* Short task *
Do not include the pictures; repeat the rest of the data exactly.

* Records supplied *
-------
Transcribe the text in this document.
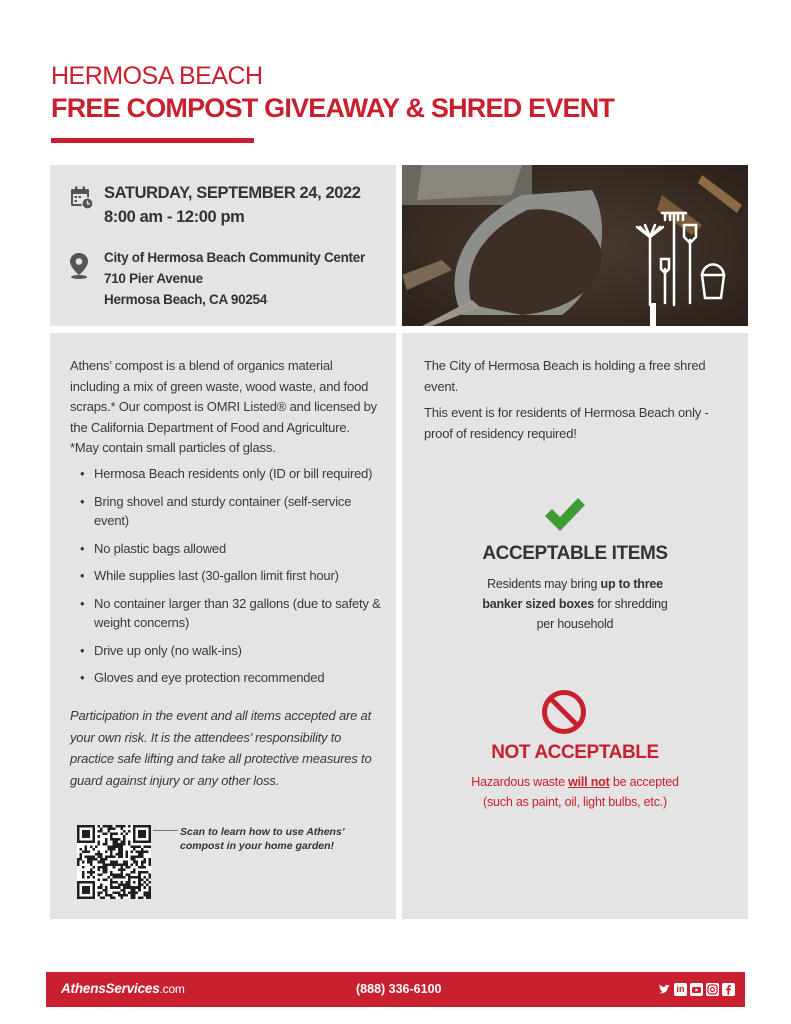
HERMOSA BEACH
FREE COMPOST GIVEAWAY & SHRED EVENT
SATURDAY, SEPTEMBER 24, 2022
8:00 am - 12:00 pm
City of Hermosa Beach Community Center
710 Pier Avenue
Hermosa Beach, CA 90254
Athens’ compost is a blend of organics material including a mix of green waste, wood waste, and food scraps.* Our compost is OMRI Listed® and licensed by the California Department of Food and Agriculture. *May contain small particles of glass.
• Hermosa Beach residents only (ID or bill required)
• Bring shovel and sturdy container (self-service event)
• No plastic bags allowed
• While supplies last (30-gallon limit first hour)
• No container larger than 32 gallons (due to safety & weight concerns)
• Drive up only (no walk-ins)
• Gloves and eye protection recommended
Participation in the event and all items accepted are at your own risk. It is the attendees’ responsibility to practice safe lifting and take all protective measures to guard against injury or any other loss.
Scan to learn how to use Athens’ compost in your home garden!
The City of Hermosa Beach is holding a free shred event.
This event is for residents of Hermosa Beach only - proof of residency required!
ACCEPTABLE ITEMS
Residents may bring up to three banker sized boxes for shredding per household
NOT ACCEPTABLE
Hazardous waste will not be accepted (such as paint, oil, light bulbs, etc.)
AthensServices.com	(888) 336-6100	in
-------
* Answer for the task *
Transcribe the text in this document.
HERMOSA BEACH
FREE COMPOST GIVEAWAY & SHRED EVENT
SATURDAY, SEPTEMBER 24, 2022
8:00 am - 12:00 pm
City of Hermosa Beach Community Center
710 Pier Avenue
Hermosa Beach, CA 90254
Athens’ compost is a blend of organics material including a mix of green waste, wood waste, and food scraps.* Our compost is OMRI Listed® and licensed by the California Department of Food and Agriculture. *May contain small particles of glass.
• Hermosa Beach residents only (ID or bill required)
• Bring shovel and sturdy container (self-service event)
• No plastic bags allowed
• While supplies last (30-gallon limit first hour)
• No container larger than 32 gallons (due to safety & weight concerns)
• Drive up only (no walk-ins)
• Gloves and eye protection recommended
Participation in the event and all items accepted are at your own risk. It is the attendees’ responsibility to practice safe lifting and take all protective measures to guard against injury or any other loss.
Scan to learn how to use Athens’ compost in your home garden!
The City of Hermosa Beach is holding a free shred event.
This event is for residents of Hermosa Beach only - proof of residency required!
ACCEPTABLE ITEMS
Residents may bring up to three banker sized boxes for shredding per household
NOT ACCEPTABLE
Hazardous waste will not be accepted (such as paint, oil, light bulbs, etc.)
AthensServices.com	(888) 336-6100	in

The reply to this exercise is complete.